WORK TASK A: In the grief reflection, why does the writer find some consolation in the deaths of the three family members? Answer in one to three sentences.
WORK TASK B: From the grief reflection, reproduce everything from "At the same" down to "to be revered.".
WORK TASK C: Write what follows the last sentence of the grief reflection.

PAGE EXCERPT:
______________________________

The subsequent duties and emotional state of the entire family was something I don’t have words for. I pondered Psalm 77:1–20, particularly verses 2 and 4: “I would not be comforted…I was too troubled to speak.”

Exhaustion, tears, sadness, and moments of numbness filled many of these days – nothing brought relief. I will not compare this to Job, but I certainly identified with Job 2:13: “Then [Job] sat on the ground…for seven days and seven nights. No one said a word to him, because they saw how great his suffering was.” Sometimes you can experience something and say to yourself, “I will never forget this as long as I live.”

I quickly became too tired for ministry, like I had nothing to give. I did try to go into the office after 10 days – at the beckoning of the board and lead pastor – but couldn’t concentrate on my work. After 13 days away, I returned to work, but the things that usually jazzed me up, that I’m passionate about, like music, reading, service, and study, I lost interest in. Joy, energy, and motivation had been sucked out of me; I simply longed for solitude.

Assimilating the losses

I don’t think I have ever felt this sad. There were so many things that triggered the deceased’s memories, faces, and even the sounds of their voices. Grief can be a wolf and catch you unaware, like you’re suffocating. At work, at home, sometimes at night when I tried to sleep, my chest ached.

At the same time, we were very appreciative of our church family – many gave comforting words, cards, flowers, and caring hugs at a time we were in a kind of mystified state of mind. Death has an incredible ability to wipe away the fictions that we might be living in: our lack of stewardship with our lives; our forgetfulness that we are mortal. Certainly, I have been forgetful that death is the final enemy we all will face.

There are many biblical texts we do not ponder carefully, like Luke 12:20: “This very night your life will be demanded from you.” Remarkably there have been moments during the grieving when I have felt God so palpably close to his creation – it is he who has been the Sovereign over the number of days that my grandmother, sister, and aunt lived (Psalm 139:16). This helps me realize more deeply that he is to be revered.

When we die, if we are fortunate, our eulogies will sum up our entire lives in about 15–30 minutes; but what will count is whether we chose Christ or not. There is some consolation for me that these three family members all died in Christ – for that I am eternally grateful.

______________________________

SUPPLIED INFORMATION:
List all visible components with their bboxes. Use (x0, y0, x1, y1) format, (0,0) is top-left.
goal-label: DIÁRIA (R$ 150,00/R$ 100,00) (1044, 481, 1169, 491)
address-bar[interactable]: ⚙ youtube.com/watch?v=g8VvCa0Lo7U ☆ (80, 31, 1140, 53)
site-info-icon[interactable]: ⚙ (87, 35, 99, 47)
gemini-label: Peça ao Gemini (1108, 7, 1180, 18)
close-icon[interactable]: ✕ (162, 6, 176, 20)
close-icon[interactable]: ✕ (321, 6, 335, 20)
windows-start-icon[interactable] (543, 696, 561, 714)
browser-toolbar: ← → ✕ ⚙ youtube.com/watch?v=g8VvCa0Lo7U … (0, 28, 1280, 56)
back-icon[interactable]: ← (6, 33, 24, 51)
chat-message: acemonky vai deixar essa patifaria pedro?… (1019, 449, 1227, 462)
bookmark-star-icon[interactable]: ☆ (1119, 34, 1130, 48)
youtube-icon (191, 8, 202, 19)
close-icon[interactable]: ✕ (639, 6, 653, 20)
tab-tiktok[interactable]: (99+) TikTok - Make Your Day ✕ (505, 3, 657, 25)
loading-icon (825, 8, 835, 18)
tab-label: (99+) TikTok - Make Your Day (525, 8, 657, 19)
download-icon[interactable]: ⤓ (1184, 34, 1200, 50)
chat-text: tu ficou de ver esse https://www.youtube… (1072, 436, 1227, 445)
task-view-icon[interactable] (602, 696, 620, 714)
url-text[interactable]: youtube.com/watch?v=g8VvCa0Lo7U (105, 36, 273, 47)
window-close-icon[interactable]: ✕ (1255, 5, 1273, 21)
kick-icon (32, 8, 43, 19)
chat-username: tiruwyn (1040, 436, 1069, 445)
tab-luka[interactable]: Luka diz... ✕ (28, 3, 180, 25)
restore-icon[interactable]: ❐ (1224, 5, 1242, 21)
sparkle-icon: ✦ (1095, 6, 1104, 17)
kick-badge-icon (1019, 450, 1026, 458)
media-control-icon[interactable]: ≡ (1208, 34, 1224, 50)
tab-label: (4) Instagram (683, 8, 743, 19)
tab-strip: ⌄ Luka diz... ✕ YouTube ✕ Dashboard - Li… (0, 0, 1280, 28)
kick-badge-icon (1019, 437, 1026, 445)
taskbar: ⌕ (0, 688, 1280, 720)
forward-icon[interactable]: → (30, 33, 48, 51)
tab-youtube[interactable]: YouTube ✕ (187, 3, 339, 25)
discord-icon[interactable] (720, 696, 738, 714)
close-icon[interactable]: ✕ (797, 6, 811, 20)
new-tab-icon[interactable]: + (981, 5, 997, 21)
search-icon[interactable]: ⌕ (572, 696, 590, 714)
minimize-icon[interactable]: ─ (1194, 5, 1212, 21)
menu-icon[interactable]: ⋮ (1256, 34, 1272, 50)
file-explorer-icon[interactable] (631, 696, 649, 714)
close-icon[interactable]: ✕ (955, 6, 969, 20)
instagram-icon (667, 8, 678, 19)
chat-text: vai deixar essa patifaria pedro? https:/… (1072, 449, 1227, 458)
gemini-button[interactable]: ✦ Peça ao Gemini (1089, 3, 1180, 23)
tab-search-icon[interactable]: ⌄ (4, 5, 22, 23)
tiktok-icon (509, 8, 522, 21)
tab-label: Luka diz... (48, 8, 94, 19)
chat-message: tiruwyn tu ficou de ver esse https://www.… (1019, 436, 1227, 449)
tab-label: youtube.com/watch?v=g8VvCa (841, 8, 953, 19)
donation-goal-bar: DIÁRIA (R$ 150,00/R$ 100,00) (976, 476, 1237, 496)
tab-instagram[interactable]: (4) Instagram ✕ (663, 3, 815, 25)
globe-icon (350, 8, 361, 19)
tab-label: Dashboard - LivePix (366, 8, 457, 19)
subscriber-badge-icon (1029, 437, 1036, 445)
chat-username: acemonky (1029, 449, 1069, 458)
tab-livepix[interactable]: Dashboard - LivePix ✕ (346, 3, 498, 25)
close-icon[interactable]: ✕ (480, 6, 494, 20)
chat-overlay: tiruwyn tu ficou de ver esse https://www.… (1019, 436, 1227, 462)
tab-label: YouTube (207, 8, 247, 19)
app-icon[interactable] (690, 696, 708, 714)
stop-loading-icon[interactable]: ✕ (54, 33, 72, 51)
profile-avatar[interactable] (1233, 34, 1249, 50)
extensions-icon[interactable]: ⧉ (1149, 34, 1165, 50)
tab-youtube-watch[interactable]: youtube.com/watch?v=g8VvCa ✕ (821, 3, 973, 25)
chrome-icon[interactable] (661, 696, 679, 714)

______________________________

RESPONSE AREA A: The writer says that what will count at death is whether a person chose Christ, and all three family members died in Christ. The writer is eternally grateful for that.

RESPONSE AREA B:
At the same time, we were very appreciative of our church family – many gave comforting words, cards, flowers, and caring hugs at a time we were in a kind of mystified state of mind. Death has an incredible ability to wipe away the fictions that we might be living in: our lack of stewardship with our lives; our forgetfulness that we are mortal. Certainly, I have been forgetful that death is the final enemy we all will face.

There are many biblical texts we do not ponder carefully, like Luke 12:20: “This very night your life will be demanded from you.” Remarkably there have been moments during the grieving when I have felt God so palpably close to his creation – it is he who has been the Sovereign over the number of days that my grandmother, sister, and aunt lived (Psalm 139:16). This helps me realize more deeply that he is to be revered.

RESPONSE AREA C:
At the same time, I believe we need to see our lives through the gospel and Scripture. I am reminded how important it is to tell people that you love them – it may be your last time. I’ve turned over many questions in my mind that have no answers; I wrestled with pieces that don’t fit between God and the suffering of an innocent person. I feel profoundly impacted on so many levels, particularly my views of the mercy and justice of God.

While questioning God during this time, I have found some helpful words in books. In When God is Silent, Barbara Brown Taylor writes, “God never does answer Job’s question. Job’s question was about justice. God’s answer is about omnipotence, and as far as I know that is the only reliable answer human beings have ever gotten about why things happen the way they do. God only knows. And we are not God. When the dust settles…Job admits, ‘I have spoken of the unspeakable and tried to grasp the infinite.’”

I have discovered a lot of helpful material on working through grief, but one book I would highly recommend, especially to those who have lost a sibling, is Living Through Grief When an Adult Brother or Sister Dies: Surviving the Death of a Sibling by T.J. Wray.

Our family is still working through stages of grief – our losses have been deep, some days are better than others, but we are grateful for the show of support from our church family.

Matthew Todd served almost 12 years as English track leader at Port Moody (B.C.) Pacific Grace MB Church, resigning in 2010 on account of the 3 deaths, to rest and attend to family.